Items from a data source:
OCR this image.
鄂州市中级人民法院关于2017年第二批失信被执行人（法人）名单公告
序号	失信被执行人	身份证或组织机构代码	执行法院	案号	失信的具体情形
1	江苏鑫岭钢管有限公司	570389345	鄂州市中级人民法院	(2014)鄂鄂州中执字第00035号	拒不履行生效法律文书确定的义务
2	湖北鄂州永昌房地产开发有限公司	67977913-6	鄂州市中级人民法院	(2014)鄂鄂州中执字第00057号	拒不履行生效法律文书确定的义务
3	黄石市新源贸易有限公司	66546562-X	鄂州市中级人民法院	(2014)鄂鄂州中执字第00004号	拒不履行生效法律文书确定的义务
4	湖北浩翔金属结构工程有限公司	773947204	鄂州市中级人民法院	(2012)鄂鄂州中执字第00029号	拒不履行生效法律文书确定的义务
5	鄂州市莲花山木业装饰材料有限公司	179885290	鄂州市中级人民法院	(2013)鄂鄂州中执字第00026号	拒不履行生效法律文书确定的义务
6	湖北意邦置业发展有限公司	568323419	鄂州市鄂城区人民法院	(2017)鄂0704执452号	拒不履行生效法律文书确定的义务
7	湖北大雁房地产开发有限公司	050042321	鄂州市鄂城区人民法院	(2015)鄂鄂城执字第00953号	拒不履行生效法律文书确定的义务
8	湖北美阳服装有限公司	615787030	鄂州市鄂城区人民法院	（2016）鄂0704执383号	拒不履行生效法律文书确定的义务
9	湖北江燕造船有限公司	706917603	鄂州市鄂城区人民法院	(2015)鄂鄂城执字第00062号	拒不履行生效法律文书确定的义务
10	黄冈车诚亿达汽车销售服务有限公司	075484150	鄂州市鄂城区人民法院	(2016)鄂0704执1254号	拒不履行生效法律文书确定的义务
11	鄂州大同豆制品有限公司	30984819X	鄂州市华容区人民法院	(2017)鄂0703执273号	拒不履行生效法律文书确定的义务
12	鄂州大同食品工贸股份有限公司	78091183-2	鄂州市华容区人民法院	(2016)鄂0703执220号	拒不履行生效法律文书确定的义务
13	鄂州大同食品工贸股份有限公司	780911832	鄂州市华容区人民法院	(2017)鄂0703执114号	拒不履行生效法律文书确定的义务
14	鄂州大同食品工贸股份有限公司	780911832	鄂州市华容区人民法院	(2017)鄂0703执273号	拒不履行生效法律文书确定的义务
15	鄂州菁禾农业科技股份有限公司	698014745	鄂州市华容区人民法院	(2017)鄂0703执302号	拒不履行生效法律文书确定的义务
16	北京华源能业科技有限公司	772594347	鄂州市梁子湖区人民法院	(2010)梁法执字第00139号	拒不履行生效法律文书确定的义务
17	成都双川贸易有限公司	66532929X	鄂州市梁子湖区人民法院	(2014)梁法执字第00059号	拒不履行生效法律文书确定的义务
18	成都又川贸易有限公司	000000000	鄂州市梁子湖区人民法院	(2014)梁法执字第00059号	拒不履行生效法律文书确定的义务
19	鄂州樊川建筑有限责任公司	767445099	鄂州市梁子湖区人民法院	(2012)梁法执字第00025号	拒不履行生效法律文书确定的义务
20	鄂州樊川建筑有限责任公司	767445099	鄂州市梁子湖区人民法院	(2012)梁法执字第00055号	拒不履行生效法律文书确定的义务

**Given exercise**
All of the records must be repeated exactly.

**Solution**
OCR this image.
鄂州市中级人民法院关于2017年第二批失信被执行人（法人）名单公告
序号	失信被执行人	身份证或组织机构代码	执行法院	案号	失信的具体情形
1	江苏鑫岭钢管有限公司	570389345	鄂州市中级人民法院	(2014)鄂鄂州中执字第00035号	拒不履行生效法律文书确定的义务
2	湖北鄂州永昌房地产开发有限公司	67977913-6	鄂州市中级人民法院	(2014)鄂鄂州中执字第00057号	拒不履行生效法律文书确定的义务
3	黄石市新源贸易有限公司	66546562-X	鄂州市中级人民法院	(2014)鄂鄂州中执字第00004号	拒不履行生效法律文书确定的义务
4	湖北浩翔金属结构工程有限公司	773947204	鄂州市中级人民法院	(2012)鄂鄂州中执字第00029号	拒不履行生效法律文书确定的义务
5	鄂州市莲花山木业装饰材料有限公司	179885290	鄂州市中级人民法院	(2013)鄂鄂州中执字第00026号	拒不履行生效法律文书确定的义务
6	湖北意邦置业发展有限公司	568323419	鄂州市鄂城区人民法院	(2017)鄂0704执452号	拒不履行生效法律文书确定的义务
7	湖北大雁房地产开发有限公司	050042321	鄂州市鄂城区人民法院	(2015)鄂鄂城执字第00953号	拒不履行生效法律文书确定的义务
8	湖北美阳服装有限公司	615787030	鄂州市鄂城区人民法院	（2016）鄂0704执383号	拒不履行生效法律文书确定的义务
9	湖北江燕造船有限公司	706917603	鄂州市鄂城区人民法院	(2015)鄂鄂城执字第00062号	拒不履行生效法律文书确定的义务
10	黄冈车诚亿达汽车销售服务有限公司	075484150	鄂州市鄂城区人民法院	(2016)鄂0704执1254号	拒不履行生效法律文书确定的义务
11	鄂州大同豆制品有限公司	30984819X	鄂州市华容区人民法院	(2017)鄂0703执273号	拒不履行生效法律文书确定的义务
12	鄂州大同食品工贸股份有限公司	78091183-2	鄂州市华容区人民法院	(2016)鄂0703执220号	拒不履行生效法律文书确定的义务
13	鄂州大同食品工贸股份有限公司	780911832	鄂州市华容区人民法院	(2017)鄂0703执114号	拒不履行生效法律文书确定的义务
14	鄂州大同食品工贸股份有限公司	780911832	鄂州市华容区人民法院	(2017)鄂0703执273号	拒不履行生效法律文书确定的义务
15	鄂州菁禾农业科技股份有限公司	698014745	鄂州市华容区人民法院	(2017)鄂0703执302号	拒不履行生效法律文书确定的义务
16	北京华源能业科技有限公司	772594347	鄂州市梁子湖区人民法院	(2010)梁法执字第00139号	拒不履行生效法律文书确定的义务
17	成都双川贸易有限公司	66532929X	鄂州市梁子湖区人民法院	(2014)梁法执字第00059号	拒不履行生效法律文书确定的义务
18	成都又川贸易有限公司	000000000	鄂州市梁子湖区人民法院	(2014)梁法执字第00059号	拒不履行生效法律文书确定的义务
19	鄂州樊川建筑有限责任公司	767445099	鄂州市梁子湖区人民法院	(2012)梁法执字第00025号	拒不履行生效法律文书确定的义务
20	鄂州樊川建筑有限责任公司	767445099	鄂州市梁子湖区人民法院	(2012)梁法执字第00055号	拒不履行生效法律文书确定的义务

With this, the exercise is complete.